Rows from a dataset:
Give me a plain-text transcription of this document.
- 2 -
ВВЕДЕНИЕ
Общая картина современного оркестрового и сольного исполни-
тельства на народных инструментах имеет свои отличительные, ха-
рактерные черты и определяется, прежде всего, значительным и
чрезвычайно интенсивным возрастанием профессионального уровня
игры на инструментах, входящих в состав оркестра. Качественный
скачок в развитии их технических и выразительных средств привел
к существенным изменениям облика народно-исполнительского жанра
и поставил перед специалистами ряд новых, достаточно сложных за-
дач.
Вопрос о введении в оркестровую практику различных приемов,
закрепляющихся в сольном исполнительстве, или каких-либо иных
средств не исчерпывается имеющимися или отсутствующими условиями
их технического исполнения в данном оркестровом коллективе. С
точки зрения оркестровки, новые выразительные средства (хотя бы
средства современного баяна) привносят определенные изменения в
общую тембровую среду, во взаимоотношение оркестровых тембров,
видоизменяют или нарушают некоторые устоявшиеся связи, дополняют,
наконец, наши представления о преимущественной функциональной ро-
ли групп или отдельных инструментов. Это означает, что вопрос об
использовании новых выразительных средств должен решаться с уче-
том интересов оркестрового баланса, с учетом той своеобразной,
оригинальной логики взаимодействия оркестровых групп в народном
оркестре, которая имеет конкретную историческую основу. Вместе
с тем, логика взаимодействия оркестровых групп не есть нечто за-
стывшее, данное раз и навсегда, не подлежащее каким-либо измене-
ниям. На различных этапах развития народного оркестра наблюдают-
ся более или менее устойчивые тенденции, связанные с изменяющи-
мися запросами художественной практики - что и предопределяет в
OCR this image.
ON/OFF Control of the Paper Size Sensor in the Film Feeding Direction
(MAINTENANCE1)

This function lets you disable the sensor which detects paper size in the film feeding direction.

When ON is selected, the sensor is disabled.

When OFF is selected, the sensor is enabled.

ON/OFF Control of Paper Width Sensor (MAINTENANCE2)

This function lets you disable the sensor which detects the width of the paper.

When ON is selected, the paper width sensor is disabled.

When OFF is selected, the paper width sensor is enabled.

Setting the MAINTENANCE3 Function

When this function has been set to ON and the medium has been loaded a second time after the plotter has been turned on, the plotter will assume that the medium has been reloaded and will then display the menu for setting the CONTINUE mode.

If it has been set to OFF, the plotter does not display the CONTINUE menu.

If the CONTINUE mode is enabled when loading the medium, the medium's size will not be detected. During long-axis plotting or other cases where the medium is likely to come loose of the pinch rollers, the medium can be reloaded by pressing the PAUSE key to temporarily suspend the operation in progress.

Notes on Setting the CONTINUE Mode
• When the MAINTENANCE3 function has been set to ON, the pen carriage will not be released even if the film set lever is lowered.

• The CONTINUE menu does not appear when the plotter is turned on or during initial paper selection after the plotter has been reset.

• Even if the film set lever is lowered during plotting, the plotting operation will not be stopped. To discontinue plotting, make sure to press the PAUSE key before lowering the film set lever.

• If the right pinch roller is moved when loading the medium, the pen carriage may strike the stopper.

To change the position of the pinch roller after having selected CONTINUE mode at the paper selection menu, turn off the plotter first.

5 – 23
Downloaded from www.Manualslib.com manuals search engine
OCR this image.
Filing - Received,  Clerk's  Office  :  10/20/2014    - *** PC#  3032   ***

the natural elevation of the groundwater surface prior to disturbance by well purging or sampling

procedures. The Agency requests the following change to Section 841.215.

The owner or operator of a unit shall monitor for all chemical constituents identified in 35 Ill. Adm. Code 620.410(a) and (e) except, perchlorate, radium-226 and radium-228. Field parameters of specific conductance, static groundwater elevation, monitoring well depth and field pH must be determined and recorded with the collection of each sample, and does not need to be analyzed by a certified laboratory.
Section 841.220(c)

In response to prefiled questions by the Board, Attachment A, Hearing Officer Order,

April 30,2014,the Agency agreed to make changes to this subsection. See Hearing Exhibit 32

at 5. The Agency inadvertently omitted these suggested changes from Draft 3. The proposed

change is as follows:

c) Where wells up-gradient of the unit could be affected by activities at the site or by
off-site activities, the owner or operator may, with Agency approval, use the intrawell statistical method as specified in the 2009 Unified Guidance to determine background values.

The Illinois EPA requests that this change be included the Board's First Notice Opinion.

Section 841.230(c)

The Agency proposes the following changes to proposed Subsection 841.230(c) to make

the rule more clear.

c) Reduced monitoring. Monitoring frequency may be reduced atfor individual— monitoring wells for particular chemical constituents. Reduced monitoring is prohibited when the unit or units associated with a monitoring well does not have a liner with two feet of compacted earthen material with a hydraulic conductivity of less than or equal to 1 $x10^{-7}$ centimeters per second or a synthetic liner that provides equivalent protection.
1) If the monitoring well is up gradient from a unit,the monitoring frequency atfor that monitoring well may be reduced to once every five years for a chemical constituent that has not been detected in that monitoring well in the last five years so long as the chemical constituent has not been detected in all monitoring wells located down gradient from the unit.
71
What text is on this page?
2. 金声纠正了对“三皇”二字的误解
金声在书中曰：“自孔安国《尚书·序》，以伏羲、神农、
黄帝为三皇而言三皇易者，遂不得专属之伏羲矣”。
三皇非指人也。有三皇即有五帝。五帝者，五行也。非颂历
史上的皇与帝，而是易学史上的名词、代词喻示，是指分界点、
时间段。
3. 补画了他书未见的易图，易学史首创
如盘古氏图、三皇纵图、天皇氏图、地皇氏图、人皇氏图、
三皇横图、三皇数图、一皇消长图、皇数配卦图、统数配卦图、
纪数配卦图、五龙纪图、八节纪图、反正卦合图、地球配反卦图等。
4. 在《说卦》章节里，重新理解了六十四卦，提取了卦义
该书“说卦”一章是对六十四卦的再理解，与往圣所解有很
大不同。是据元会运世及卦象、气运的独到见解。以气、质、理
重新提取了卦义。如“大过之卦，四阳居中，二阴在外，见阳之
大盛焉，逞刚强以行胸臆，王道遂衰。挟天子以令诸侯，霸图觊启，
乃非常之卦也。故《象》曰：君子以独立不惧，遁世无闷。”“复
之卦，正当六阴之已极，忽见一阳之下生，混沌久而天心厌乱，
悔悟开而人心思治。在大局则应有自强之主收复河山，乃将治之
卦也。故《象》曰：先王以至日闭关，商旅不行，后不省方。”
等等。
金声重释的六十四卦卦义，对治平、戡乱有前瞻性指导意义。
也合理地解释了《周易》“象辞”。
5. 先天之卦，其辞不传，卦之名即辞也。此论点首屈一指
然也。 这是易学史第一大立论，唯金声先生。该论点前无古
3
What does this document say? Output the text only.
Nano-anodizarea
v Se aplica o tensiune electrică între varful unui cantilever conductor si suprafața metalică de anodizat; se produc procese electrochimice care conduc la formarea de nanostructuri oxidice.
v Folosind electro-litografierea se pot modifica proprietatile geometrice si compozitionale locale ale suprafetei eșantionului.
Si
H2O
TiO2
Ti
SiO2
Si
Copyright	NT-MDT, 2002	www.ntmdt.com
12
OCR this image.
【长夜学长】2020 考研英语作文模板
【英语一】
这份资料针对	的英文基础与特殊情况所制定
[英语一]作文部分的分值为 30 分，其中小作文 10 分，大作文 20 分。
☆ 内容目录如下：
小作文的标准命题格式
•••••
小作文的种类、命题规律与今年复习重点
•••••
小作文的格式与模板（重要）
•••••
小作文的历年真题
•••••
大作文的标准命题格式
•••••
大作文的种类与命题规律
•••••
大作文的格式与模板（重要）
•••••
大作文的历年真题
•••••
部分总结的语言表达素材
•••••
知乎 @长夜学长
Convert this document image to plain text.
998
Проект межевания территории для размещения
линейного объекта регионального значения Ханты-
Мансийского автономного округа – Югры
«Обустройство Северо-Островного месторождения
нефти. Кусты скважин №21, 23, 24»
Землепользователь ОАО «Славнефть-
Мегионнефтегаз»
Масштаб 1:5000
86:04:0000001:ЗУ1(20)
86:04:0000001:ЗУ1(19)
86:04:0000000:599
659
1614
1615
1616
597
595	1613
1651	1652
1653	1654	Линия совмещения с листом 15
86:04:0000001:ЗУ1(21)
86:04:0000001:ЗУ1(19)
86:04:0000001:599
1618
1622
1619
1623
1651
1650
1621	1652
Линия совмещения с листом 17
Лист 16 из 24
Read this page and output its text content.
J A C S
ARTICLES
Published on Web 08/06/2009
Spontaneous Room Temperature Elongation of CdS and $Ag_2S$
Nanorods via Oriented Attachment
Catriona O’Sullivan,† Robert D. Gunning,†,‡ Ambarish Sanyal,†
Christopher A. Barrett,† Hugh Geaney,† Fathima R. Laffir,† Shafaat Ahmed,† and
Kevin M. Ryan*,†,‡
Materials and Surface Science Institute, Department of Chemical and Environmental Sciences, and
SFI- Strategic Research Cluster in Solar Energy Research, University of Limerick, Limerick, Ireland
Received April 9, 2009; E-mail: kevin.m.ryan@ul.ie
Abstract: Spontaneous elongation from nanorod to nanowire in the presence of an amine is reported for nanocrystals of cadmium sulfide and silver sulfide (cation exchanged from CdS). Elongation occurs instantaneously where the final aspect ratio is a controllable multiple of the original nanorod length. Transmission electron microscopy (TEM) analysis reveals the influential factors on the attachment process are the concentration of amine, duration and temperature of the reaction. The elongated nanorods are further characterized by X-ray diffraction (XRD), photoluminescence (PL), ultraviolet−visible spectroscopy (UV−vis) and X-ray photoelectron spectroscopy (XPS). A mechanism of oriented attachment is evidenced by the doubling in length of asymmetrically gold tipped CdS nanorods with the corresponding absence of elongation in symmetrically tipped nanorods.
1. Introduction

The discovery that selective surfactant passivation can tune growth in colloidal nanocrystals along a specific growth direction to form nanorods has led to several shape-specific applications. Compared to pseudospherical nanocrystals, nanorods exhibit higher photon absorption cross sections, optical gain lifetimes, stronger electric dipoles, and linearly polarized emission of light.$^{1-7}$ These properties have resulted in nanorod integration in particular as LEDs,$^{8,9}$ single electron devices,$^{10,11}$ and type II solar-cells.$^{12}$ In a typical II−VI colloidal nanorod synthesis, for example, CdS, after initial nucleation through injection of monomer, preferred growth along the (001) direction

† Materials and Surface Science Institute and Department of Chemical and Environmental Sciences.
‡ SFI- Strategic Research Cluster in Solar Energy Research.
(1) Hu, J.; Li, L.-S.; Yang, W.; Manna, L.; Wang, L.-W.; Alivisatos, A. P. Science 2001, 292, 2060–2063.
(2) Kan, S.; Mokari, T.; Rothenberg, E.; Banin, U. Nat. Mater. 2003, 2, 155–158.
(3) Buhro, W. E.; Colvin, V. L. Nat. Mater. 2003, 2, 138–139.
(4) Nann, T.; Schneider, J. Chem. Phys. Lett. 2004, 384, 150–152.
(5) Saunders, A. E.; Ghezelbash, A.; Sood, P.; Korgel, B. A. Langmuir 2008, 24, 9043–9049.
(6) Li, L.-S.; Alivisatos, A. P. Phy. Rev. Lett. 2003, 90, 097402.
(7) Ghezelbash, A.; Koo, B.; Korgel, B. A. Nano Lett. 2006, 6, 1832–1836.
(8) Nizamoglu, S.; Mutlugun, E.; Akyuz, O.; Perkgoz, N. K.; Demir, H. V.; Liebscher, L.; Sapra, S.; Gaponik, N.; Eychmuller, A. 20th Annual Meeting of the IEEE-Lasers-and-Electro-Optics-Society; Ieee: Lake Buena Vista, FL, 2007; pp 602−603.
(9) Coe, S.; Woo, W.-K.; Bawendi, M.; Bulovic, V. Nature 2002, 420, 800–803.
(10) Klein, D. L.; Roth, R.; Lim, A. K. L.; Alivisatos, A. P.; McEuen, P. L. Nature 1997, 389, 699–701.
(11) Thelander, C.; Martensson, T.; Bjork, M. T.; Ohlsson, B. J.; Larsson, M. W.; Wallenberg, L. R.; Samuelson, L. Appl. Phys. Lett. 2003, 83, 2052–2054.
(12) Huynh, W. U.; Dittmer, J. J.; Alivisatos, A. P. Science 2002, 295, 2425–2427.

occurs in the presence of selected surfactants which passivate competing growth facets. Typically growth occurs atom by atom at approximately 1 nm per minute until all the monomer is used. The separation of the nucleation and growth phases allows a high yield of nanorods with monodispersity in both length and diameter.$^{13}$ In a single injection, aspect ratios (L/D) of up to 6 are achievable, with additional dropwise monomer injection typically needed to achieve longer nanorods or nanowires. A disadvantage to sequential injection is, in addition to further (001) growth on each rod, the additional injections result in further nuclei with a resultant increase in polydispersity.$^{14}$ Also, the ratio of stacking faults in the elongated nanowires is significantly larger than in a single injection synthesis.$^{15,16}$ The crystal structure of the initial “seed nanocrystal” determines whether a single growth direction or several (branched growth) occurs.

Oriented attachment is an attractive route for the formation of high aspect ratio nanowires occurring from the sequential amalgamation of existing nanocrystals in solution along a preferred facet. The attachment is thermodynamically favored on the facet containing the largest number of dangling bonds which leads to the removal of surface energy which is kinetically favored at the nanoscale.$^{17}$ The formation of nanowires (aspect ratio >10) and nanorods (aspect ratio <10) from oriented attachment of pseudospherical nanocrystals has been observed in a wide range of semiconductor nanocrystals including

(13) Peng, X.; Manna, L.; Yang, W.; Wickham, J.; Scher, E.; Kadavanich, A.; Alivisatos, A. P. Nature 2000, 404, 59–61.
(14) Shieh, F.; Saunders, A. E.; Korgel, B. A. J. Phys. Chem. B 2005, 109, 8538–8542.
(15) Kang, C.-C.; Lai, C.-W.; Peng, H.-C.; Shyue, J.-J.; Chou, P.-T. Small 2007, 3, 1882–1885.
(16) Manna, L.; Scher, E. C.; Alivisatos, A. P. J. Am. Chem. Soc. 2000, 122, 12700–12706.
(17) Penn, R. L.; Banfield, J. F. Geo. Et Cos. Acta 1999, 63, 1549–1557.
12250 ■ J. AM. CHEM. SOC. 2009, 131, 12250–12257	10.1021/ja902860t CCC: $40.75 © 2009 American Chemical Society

■ Work required
Pull out the lines above in which the word "Линия" appears.

■ Task result
1653	1654	Линия совмещения с листом 15
Линия совмещения с листом 17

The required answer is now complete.